## STATED TASK:
Quote the whole listing word for word, please.

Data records
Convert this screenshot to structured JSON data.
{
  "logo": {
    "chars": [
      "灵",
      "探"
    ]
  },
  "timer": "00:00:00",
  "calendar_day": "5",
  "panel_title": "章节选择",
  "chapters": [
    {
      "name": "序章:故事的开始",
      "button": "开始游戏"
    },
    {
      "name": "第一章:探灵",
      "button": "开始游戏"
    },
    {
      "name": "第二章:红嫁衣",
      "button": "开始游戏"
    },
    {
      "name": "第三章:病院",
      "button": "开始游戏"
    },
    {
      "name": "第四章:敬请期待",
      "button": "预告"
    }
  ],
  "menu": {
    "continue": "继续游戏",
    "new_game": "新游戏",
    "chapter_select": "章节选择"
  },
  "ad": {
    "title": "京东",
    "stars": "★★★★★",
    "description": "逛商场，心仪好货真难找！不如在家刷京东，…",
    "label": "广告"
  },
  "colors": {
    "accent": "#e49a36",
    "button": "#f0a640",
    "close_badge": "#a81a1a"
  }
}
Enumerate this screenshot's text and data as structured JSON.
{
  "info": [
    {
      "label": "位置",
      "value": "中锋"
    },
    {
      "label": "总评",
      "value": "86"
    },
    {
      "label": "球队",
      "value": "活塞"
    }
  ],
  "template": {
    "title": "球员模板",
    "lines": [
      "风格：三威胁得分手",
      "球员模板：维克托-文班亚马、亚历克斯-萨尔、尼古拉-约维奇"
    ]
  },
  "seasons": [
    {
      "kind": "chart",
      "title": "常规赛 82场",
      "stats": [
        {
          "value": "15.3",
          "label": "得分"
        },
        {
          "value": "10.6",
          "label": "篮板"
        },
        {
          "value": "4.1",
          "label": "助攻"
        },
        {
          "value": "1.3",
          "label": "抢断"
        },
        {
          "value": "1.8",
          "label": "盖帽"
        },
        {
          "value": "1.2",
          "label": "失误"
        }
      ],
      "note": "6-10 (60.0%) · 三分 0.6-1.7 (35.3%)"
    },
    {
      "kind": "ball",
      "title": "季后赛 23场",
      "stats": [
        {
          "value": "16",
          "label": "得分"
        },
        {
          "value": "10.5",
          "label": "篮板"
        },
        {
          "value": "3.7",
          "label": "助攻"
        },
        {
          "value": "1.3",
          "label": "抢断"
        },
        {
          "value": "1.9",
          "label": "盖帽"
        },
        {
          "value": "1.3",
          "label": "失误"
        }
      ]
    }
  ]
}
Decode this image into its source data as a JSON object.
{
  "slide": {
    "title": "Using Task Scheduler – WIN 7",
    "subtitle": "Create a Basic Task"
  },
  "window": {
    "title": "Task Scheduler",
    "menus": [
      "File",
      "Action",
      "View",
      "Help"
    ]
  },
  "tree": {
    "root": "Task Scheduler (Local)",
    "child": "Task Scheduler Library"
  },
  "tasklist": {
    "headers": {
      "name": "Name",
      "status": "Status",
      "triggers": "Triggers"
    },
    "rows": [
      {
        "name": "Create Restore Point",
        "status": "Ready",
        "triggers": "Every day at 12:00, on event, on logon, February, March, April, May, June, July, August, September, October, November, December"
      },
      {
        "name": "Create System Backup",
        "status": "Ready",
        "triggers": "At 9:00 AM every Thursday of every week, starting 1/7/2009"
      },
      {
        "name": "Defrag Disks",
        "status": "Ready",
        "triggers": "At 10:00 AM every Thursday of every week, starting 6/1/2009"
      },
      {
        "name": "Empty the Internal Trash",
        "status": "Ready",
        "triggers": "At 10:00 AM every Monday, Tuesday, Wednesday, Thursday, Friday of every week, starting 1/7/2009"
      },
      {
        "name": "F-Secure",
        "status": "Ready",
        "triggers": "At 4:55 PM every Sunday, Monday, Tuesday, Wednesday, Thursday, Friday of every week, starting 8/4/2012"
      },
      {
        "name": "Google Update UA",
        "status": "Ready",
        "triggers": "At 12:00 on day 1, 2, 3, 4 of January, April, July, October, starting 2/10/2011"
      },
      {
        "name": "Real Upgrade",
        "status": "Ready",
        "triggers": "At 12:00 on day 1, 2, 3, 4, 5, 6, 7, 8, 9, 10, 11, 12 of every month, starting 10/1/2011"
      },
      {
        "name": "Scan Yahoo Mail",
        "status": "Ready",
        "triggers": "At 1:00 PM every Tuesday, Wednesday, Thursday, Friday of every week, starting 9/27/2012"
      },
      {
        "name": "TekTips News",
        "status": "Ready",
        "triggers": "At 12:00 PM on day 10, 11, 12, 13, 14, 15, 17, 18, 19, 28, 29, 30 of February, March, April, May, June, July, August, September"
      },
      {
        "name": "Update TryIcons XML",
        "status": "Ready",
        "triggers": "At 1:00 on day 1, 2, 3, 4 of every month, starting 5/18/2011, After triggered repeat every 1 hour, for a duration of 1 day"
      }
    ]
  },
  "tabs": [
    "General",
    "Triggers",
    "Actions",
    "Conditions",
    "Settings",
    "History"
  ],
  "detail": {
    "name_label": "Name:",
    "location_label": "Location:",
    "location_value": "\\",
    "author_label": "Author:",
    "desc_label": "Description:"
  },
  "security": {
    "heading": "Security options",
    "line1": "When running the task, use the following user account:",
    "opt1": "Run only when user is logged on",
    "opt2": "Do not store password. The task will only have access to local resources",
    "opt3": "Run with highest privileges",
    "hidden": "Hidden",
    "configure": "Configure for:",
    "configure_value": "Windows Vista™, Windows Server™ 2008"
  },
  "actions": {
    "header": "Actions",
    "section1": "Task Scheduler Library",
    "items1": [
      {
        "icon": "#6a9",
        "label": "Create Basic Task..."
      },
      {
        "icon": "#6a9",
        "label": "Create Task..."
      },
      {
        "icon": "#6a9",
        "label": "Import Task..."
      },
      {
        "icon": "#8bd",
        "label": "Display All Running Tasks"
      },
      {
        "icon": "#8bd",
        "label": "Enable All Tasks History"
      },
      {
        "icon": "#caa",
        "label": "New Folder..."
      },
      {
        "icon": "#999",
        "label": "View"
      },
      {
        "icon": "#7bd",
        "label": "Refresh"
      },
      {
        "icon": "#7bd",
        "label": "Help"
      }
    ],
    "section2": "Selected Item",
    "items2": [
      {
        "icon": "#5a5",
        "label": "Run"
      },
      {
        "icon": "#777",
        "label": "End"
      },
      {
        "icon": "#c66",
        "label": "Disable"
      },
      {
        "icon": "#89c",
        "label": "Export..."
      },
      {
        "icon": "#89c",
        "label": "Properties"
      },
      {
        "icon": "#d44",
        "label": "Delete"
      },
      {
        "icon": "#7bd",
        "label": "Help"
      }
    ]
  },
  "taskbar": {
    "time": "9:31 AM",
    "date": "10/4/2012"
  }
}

## EXERCISE OUTPUT:
Convert this screenshot to structured JSON data.
{
  "logo": {
    "chars": [
      "灵",
      "探"
    ]
  },
  "timer": "00:00:00",
  "calendar_day": "5",
  "panel_title": "章节选择",
  "chapters": [
    {
      "name": "序章:故事的开始",
      "button": "开始游戏"
    },
    {
      "name": "第一章:探灵",
      "button": "开始游戏"
    },
    {
      "name": "第二章:红嫁衣",
      "button": "开始游戏"
    },
    {
      "name": "第三章:病院",
      "button": "开始游戏"
    },
    {
      "name": "第四章:敬请期待",
      "button": "预告"
    }
  ],
  "menu": {
    "continue": "继续游戏",
    "new_game": "新游戏",
    "chapter_select": "章节选择"
  },
  "ad": {
    "title": "京东",
    "stars": "★★★★★",
    "description": "逛商场，心仪好货真难找！不如在家刷京东，…",
    "label": "广告"
  },
  "colors": {
    "accent": "#e49a36",
    "button": "#f0a640",
    "close_badge": "#a81a1a"
  }
}
Enumerate this screenshot's text and data as structured JSON.
{
  "info": [
    {
      "label": "位置",
      "value": "中锋"
    },
    {
      "label": "总评",
      "value": "86"
    },
    {
      "label": "球队",
      "value": "活塞"
    }
  ],
  "template": {
    "title": "球员模板",
    "lines": [
      "风格：三威胁得分手",
      "球员模板：维克托-文班亚马、亚历克斯-萨尔、尼古拉-约维奇"
    ]
  },
  "seasons": [
    {
      "kind": "chart",
      "title": "常规赛 82场",
      "stats": [
        {
          "value": "15.3",
          "label": "得分"
        },
        {
          "value": "10.6",
          "label": "篮板"
        },
        {
          "value": "4.1",
          "label": "助攻"
        },
        {
          "value": "1.3",
          "label": "抢断"
        },
        {
          "value": "1.8",
          "label": "盖帽"
        },
        {
          "value": "1.2",
          "label": "失误"
        }
      ],
      "note": "6-10 (60.0%) · 三分 0.6-1.7 (35.3%)"
    },
    {
      "kind": "ball",
      "title": "季后赛 23场",
      "stats": [
        {
          "value": "16",
          "label": "得分"
        },
        {
          "value": "10.5",
          "label": "篮板"
        },
        {
          "value": "3.7",
          "label": "助攻"
        },
        {
          "value": "1.3",
          "label": "抢断"
        },
        {
          "value": "1.9",
          "label": "盖帽"
        },
        {
          "value": "1.3",
          "label": "失误"
        }
      ]
    }
  ]
}
Decode this image into its source data as a JSON object.
{
  "slide": {
    "title": "Using Task Scheduler – WIN 7",
    "subtitle": "Create a Basic Task"
  },
  "window": {
    "title": "Task Scheduler",
    "menus": [
      "File",
      "Action",
      "View",
      "Help"
    ]
  },
  "tree": {
    "root": "Task Scheduler (Local)",
    "child": "Task Scheduler Library"
  },
  "tasklist": {
    "headers": {
      "name": "Name",
      "status": "Status",
      "triggers": "Triggers"
    },
    "rows": [
      {
        "name": "Create Restore Point",
        "status": "Ready",
        "triggers": "Every day at 12:00, on event, on logon, February, March, April, May, June, July, August, September, October, November, December"
      },
      {
        "name": "Create System Backup",
        "status": "Ready",
        "triggers": "At 9:00 AM every Thursday of every week, starting 1/7/2009"
      },
      {
        "name": "Defrag Disks",
        "status": "Ready",
        "triggers": "At 10:00 AM every Thursday of every week, starting 6/1/2009"
      },
      {
        "name": "Empty the Internal Trash",
        "status": "Ready",
        "triggers": "At 10:00 AM every Monday, Tuesday, Wednesday, Thursday, Friday of every week, starting 1/7/2009"
      },
      {
        "name": "F-Secure",
        "status": "Ready",
        "triggers": "At 4:55 PM every Sunday, Monday, Tuesday, Wednesday, Thursday, Friday of every week, starting 8/4/2012"
      },
      {
        "name": "Google Update UA",
        "status": "Ready",
        "triggers": "At 12:00 on day 1, 2, 3, 4 of January, April, July, October, starting 2/10/2011"
      },
      {
        "name": "Real Upgrade",
        "status": "Ready",
        "triggers": "At 12:00 on day 1, 2, 3, 4, 5, 6, 7, 8, 9, 10, 11, 12 of every month, starting 10/1/2011"
      },
      {
        "name": "Scan Yahoo Mail",
        "status": "Ready",
        "triggers": "At 1:00 PM every Tuesday, Wednesday, Thursday, Friday of every week, starting 9/27/2012"
      },
      {
        "name": "TekTips News",
        "status": "Ready",
        "triggers": "At 12:00 PM on day 10, 11, 12, 13, 14, 15, 17, 18, 19, 28, 29, 30 of February, March, April, May, June, July, August, September"
      },
      {
        "name": "Update TryIcons XML",
        "status": "Ready",
        "triggers": "At 1:00 on day 1, 2, 3, 4 of every month, starting 5/18/2011, After triggered repeat every 1 hour, for a duration of 1 day"
      }
    ]
  },
  "tabs": [
    "General",
    "Triggers",
    "Actions",
    "Conditions",
    "Settings",
    "History"
  ],
  "detail": {
    "name_label": "Name:",
    "location_label": "Location:",
    "location_value": "\\",
    "author_label": "Author:",
    "desc_label": "Description:"
  },
  "security": {
    "heading": "Security options",
    "line1": "When running the task, use the following user account:",
    "opt1": "Run only when user is logged on",
    "opt2": "Do not store password. The task will only have access to local resources",
    "opt3": "Run with highest privileges",
    "hidden": "Hidden",
    "configure": "Configure for:",
    "configure_value": "Windows Vista™, Windows Server™ 2008"
  },
  "actions": {
    "header": "Actions",
    "section1": "Task Scheduler Library",
    "items1": [
      {
        "icon": "#6a9",
        "label": "Create Basic Task..."
      },
      {
        "icon": "#6a9",
        "label": "Create Task..."
      },
      {
        "icon": "#6a9",
        "label": "Import Task..."
      },
      {
        "icon": "#8bd",
        "label": "Display All Running Tasks"
      },
      {
        "icon": "#8bd",
        "label": "Enable All Tasks History"
      },
      {
        "icon": "#caa",
        "label": "New Folder..."
      },
      {
        "icon": "#999",
        "label": "View"
      },
      {
        "icon": "#7bd",
        "label": "Refresh"
      },
      {
        "icon": "#7bd",
        "label": "Help"
      }
    ],
    "section2": "Selected Item",
    "items2": [
      {
        "icon": "#5a5",
        "label": "Run"
      },
      {
        "icon": "#777",
        "label": "End"
      },
      {
        "icon": "#c66",
        "label": "Disable"
      },
      {
        "icon": "#89c",
        "label": "Export..."
      },
      {
        "icon": "#89c",
        "label": "Properties"
      },
      {
        "icon": "#d44",
        "label": "Delete"
      },
      {
        "icon": "#7bd",
        "label": "Help"
      }
    ]
  },
  "taskbar": {
    "time": "9:31 AM",
    "date": "10/4/2012"
  }
}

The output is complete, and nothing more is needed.